- WHAT IS ASKED
Write out every entry exactly as it appears.

(Stored items from a collection)
#####
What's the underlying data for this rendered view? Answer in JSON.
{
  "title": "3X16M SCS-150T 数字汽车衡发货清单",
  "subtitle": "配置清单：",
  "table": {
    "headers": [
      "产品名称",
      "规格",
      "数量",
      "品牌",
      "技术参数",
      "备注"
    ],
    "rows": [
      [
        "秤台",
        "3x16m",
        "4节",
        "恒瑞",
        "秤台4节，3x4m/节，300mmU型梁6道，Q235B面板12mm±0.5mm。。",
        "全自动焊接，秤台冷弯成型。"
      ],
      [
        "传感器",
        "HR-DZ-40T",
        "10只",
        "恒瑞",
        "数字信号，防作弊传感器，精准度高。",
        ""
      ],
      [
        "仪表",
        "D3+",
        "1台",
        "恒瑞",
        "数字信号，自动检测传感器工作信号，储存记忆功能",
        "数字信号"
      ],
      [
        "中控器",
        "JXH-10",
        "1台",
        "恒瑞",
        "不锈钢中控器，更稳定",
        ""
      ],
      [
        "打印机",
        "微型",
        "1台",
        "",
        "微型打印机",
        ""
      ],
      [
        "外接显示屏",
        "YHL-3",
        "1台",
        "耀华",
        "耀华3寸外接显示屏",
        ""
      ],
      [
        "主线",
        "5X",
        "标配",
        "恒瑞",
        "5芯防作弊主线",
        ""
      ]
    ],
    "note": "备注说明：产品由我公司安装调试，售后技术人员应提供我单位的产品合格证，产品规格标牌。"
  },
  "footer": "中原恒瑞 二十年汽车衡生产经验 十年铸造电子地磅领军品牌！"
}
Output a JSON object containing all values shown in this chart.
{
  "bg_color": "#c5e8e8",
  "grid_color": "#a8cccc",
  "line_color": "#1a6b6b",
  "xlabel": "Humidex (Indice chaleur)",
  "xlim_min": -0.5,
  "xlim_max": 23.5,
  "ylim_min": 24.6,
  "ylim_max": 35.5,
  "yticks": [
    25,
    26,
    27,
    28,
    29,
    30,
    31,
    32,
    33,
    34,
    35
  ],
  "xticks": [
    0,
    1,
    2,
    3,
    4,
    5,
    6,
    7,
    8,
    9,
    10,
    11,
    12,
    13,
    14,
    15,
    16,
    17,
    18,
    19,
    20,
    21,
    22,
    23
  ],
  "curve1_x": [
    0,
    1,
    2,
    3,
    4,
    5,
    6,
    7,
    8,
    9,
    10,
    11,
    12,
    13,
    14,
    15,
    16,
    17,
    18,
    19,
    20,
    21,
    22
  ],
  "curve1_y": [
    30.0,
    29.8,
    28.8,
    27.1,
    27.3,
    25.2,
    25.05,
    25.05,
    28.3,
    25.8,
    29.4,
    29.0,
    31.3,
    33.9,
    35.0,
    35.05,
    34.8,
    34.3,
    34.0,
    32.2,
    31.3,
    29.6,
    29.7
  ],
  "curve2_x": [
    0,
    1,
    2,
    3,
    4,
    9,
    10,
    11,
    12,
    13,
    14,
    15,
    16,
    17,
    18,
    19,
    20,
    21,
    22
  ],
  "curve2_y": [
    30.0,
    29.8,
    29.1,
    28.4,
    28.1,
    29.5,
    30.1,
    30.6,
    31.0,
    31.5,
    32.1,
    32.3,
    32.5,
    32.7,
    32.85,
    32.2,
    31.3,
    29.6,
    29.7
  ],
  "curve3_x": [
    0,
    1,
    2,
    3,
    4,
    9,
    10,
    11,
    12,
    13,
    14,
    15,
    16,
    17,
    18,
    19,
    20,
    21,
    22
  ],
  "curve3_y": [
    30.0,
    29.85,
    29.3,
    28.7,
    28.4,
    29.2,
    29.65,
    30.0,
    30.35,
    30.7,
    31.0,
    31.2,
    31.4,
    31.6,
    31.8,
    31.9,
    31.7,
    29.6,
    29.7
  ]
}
#####
- ANSWER TO THIS EXERCISE
What's the underlying data for this rendered view? Answer in JSON.
{
  "title": "3X16M SCS-150T 数字汽车衡发货清单",
  "subtitle": "配置清单：",
  "table": {
    "headers": [
      "产品名称",
      "规格",
      "数量",
      "品牌",
      "技术参数",
      "备注"
    ],
    "rows": [
      [
        "秤台",
        "3x16m",
        "4节",
        "恒瑞",
        "秤台4节，3x4m/节，300mmU型梁6道，Q235B面板12mm±0.5mm。。",
        "全自动焊接，秤台冷弯成型。"
      ],
      [
        "传感器",
        "HR-DZ-40T",
        "10只",
        "恒瑞",
        "数字信号，防作弊传感器，精准度高。",
        ""
      ],
      [
        "仪表",
        "D3+",
        "1台",
        "恒瑞",
        "数字信号，自动检测传感器工作信号，储存记忆功能",
        "数字信号"
      ],
      [
        "中控器",
        "JXH-10",
        "1台",
        "恒瑞",
        "不锈钢中控器，更稳定",
        ""
      ],
      [
        "打印机",
        "微型",
        "1台",
        "",
        "微型打印机",
        ""
      ],
      [
        "外接显示屏",
        "YHL-3",
        "1台",
        "耀华",
        "耀华3寸外接显示屏",
        ""
      ],
      [
        "主线",
        "5X",
        "标配",
        "恒瑞",
        "5芯防作弊主线",
        ""
      ]
    ],
    "note": "备注说明：产品由我公司安装调试，售后技术人员应提供我单位的产品合格证，产品规格标牌。"
  },
  "footer": "中原恒瑞 二十年汽车衡生产经验 十年铸造电子地磅领军品牌！"
}
Output a JSON object containing all values shown in this chart.
{
  "bg_color": "#c5e8e8",
  "grid_color": "#a8cccc",
  "line_color": "#1a6b6b",
  "xlabel": "Humidex (Indice chaleur)",
  "xlim_min": -0.5,
  "xlim_max": 23.5,
  "ylim_min": 24.6,
  "ylim_max": 35.5,
  "yticks": [
    25,
    26,
    27,
    28,
    29,
    30,
    31,
    32,
    33,
    34,
    35
  ],
  "xticks": [
    0,
    1,
    2,
    3,
    4,
    5,
    6,
    7,
    8,
    9,
    10,
    11,
    12,
    13,
    14,
    15,
    16,
    17,
    18,
    19,
    20,
    21,
    22,
    23
  ],
  "curve1_x": [
    0,
    1,
    2,
    3,
    4,
    5,
    6,
    7,
    8,
    9,
    10,
    11,
    12,
    13,
    14,
    15,
    16,
    17,
    18,
    19,
    20,
    21,
    22
  ],
  "curve1_y": [
    30.0,
    29.8,
    28.8,
    27.1,
    27.3,
    25.2,
    25.05,
    25.05,
    28.3,
    25.8,
    29.4,
    29.0,
    31.3,
    33.9,
    35.0,
    35.05,
    34.8,
    34.3,
    34.0,
    32.2,
    31.3,
    29.6,
    29.7
  ],
  "curve2_x": [
    0,
    1,
    2,
    3,
    4,
    9,
    10,
    11,
    12,
    13,
    14,
    15,
    16,
    17,
    18,
    19,
    20,
    21,
    22
  ],
  "curve2_y": [
    30.0,
    29.8,
    29.1,
    28.4,
    28.1,
    29.5,
    30.1,
    30.6,
    31.0,
    31.5,
    32.1,
    32.3,
    32.5,
    32.7,
    32.85,
    32.2,
    31.3,
    29.6,
    29.7
  ],
  "curve3_x": [
    0,
    1,
    2,
    3,
    4,
    9,
    10,
    11,
    12,
    13,
    14,
    15,
    16,
    17,
    18,
    19,
    20,
    21,
    22
  ],
  "curve3_y": [
    30.0,
    29.85,
    29.3,
    28.7,
    28.4,
    29.2,
    29.65,
    30.0,
    30.35,
    30.7,
    31.0,
    31.2,
    31.4,
    31.6,
    31.8,
    31.9,
    31.7,
    29.6,
    29.7
  ]
}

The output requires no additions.